* **EXCERPTED PASSAGE**:
======

After the preset implementation environment is
divided into different location units, in the method provided in this
embodiment, location information is further set for each location unit. The
manner of setting location information for each location unit includes but is
not limited to the following manner:
First step, a coordinate system is established on the
basis of the preset implementation environment, and a corresponding coordinate
of each location unit in the preset implementation environment in the
coordinate system is determined.
Second step, the corresponding coordinate of each
location unit in the coordinate system is used as the location information set
for each location unit.
The proportion occupied by each material
corresponding to each location unit has an important effect on a sound effect
played in a subsequent step, and therefore, for convenience of playing the
sound effect according to the proportion occupied by each material
corresponding to each location unit in the subsequent step, in the method
provided in this embodiment, the proportion occupied by each material
corresponding to each location unit needs to be determined, and each material
and the proportion occupied by each material corresponding to each location
unit are formed into material data, thereby obtaining the material data of each
location unit.
Material data and location information of each
location unit of the preconfigured preset implementation environment continue
to be applied in the subsequent sound effect playback process, and therefore,
in the method provided in this embodiment, a step of storing the material data
and the location information of each location unit of the preset implementation
environment is further executed. The manner of storing the material data and
the location information of each location unit of the preset implementation
environment includes but is not limited to: first, denoting material data and
location information of each material according to the proportion occupied by
each material and the length of the preset implementation environment in a
coordinate system by using a hexadecimal number; secondly, denoting the
material data and the location information of each material denoted by using
the hexadecimal number by using a double-word value; and thirdly, storing the
obtained double-word value in a corresponding storage medium.

======

* **PROVIDED ENTRIES**:
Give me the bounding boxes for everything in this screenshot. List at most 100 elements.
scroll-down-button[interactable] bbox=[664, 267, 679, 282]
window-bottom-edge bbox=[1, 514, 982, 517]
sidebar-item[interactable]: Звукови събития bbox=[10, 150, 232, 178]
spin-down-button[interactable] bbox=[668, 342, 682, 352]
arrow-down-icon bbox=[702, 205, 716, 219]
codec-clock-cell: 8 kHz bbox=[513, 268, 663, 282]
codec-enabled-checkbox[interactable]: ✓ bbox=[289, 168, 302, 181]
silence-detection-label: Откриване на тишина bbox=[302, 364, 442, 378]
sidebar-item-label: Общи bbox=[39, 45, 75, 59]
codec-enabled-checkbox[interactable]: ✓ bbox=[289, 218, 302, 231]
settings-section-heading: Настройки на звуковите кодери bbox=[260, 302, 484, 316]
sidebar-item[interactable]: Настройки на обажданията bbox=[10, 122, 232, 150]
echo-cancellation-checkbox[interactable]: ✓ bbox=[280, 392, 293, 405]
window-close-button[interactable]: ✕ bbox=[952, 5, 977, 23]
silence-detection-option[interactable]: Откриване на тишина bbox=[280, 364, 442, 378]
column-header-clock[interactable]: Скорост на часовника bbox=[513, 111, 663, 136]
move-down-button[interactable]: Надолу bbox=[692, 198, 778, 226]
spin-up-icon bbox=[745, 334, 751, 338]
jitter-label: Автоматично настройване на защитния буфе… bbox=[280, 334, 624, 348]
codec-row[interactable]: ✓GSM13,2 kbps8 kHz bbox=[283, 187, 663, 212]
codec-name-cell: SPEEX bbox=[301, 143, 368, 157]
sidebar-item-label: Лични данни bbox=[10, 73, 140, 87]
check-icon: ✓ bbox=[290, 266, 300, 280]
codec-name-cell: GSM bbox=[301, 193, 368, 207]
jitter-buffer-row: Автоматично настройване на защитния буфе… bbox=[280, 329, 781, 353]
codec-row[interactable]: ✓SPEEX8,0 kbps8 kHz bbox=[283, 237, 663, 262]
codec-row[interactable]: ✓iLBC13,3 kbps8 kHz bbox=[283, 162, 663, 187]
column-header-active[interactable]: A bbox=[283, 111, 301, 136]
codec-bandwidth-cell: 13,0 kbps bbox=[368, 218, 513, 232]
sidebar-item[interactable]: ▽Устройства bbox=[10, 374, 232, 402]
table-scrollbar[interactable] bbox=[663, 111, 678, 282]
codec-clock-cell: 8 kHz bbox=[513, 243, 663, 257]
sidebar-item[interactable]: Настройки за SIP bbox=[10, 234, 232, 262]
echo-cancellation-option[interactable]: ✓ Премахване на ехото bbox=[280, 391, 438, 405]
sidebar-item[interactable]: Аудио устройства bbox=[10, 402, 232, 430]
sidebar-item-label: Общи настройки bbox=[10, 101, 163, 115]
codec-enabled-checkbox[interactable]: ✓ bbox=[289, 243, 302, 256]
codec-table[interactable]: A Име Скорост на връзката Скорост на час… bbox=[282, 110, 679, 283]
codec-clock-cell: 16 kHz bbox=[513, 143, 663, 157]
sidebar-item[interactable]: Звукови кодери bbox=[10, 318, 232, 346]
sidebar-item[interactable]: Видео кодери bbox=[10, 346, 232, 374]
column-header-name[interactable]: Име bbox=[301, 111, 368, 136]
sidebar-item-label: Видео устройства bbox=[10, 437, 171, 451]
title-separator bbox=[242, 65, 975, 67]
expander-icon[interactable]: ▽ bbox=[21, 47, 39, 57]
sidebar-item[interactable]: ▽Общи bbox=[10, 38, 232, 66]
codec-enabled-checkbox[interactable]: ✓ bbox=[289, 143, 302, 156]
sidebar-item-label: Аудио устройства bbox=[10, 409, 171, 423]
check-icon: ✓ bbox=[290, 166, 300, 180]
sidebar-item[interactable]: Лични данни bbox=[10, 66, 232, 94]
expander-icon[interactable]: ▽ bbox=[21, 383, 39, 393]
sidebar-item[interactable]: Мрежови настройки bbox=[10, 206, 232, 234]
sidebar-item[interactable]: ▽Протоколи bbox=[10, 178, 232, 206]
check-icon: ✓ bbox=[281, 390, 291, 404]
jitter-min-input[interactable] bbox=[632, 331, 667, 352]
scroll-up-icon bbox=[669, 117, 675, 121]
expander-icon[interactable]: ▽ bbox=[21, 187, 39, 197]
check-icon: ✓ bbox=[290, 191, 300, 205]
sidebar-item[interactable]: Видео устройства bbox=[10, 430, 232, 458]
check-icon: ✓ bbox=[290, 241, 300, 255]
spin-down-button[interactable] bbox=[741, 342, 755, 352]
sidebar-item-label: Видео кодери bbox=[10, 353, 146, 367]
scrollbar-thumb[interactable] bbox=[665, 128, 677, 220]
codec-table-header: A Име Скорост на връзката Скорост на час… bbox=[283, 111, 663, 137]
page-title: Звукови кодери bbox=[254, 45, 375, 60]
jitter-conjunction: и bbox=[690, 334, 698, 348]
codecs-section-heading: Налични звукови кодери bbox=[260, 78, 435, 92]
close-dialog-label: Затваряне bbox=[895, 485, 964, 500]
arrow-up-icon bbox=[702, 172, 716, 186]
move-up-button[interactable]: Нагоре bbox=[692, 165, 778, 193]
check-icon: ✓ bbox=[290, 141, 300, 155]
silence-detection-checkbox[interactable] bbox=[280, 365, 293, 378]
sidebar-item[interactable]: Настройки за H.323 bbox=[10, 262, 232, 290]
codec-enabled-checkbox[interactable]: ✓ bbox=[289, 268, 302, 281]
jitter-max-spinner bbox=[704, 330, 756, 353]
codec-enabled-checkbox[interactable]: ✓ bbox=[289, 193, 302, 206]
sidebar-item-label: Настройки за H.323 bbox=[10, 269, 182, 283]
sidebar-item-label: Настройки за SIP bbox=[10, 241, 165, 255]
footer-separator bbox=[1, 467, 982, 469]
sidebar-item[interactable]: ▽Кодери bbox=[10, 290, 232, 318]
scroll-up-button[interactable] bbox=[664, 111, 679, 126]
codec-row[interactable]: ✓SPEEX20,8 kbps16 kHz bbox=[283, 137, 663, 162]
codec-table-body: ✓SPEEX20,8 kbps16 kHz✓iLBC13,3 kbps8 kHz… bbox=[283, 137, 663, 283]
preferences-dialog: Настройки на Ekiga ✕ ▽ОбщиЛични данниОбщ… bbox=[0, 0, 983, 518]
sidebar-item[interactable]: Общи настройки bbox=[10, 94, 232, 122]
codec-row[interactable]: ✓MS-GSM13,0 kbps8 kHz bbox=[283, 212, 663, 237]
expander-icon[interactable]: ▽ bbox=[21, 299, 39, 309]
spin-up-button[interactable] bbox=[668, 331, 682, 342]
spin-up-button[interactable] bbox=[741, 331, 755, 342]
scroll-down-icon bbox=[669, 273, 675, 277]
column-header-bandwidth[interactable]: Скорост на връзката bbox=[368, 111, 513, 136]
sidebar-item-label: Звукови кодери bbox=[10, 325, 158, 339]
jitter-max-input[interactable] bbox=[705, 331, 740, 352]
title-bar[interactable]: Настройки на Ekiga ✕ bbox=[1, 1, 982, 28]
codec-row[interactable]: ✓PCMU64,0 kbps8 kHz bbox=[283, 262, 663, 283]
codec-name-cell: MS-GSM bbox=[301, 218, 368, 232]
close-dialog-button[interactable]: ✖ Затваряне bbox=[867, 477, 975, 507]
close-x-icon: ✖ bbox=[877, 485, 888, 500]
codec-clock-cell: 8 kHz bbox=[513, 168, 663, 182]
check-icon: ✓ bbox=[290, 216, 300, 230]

======

* **WRITTEN REQUEST A**: Return the part of the passage on location units starting with "After the preset" and going on through "system is determined.", word for word.
* **WRITTEN REQUEST B**: Retype the records word for word, starting with their first line and going on through the line with "sidebar-item[interactable]: ▽Устройства bbox=[10, 374, 232, 402]".
The passage on location units and the records come from different sources.

* **FULL SOLUTION A**:
After the preset implementation environment is
divided into different location units, in the method provided in this
embodiment, location information is further set for each location unit. The
manner of setting location information for each location unit includes but is
not limited to the following manner:
First step, a coordinate system is established on the
basis of the preset implementation environment, and a corresponding coordinate
of each location unit in the preset implementation environment in the
coordinate system is determined.

* **FULL SOLUTION B**:
Give me the bounding boxes for everything in this screenshot. List at most 100 elements.
scroll-down-button[interactable] bbox=[664, 267, 679, 282]
window-bottom-edge bbox=[1, 514, 982, 517]
sidebar-item[interactable]: Звукови събития bbox=[10, 150, 232, 178]
spin-down-button[interactable] bbox=[668, 342, 682, 352]
arrow-down-icon bbox=[702, 205, 716, 219]
codec-clock-cell: 8 kHz bbox=[513, 268, 663, 282]
codec-enabled-checkbox[interactable]: ✓ bbox=[289, 168, 302, 181]
silence-detection-label: Откриване на тишина bbox=[302, 364, 442, 378]
sidebar-item-label: Общи bbox=[39, 45, 75, 59]
codec-enabled-checkbox[interactable]: ✓ bbox=[289, 218, 302, 231]
settings-section-heading: Настройки на звуковите кодери bbox=[260, 302, 484, 316]
sidebar-item[interactable]: Настройки на обажданията bbox=[10, 122, 232, 150]
echo-cancellation-checkbox[interactable]: ✓ bbox=[280, 392, 293, 405]
window-close-button[interactable]: ✕ bbox=[952, 5, 977, 23]
silence-detection-option[interactable]: Откриване на тишина bbox=[280, 364, 442, 378]
column-header-clock[interactable]: Скорост на часовника bbox=[513, 111, 663, 136]
move-down-button[interactable]: Надолу bbox=[692, 198, 778, 226]
spin-up-icon bbox=[745, 334, 751, 338]
jitter-label: Автоматично настройване на защитния буфе… bbox=[280, 334, 624, 348]
codec-row[interactable]: ✓GSM13,2 kbps8 kHz bbox=[283, 187, 663, 212]
codec-name-cell: SPEEX bbox=[301, 143, 368, 157]
sidebar-item-label: Лични данни bbox=[10, 73, 140, 87]
check-icon: ✓ bbox=[290, 266, 300, 280]
codec-name-cell: GSM bbox=[301, 193, 368, 207]
jitter-buffer-row: Автоматично настройване на защитния буфе… bbox=[280, 329, 781, 353]
codec-row[interactable]: ✓SPEEX8,0 kbps8 kHz bbox=[283, 237, 663, 262]
codec-row[interactable]: ✓iLBC13,3 kbps8 kHz bbox=[283, 162, 663, 187]
column-header-active[interactable]: A bbox=[283, 111, 301, 136]
codec-bandwidth-cell: 13,0 kbps bbox=[368, 218, 513, 232]
sidebar-item[interactable]: ▽Устройства bbox=[10, 374, 232, 402]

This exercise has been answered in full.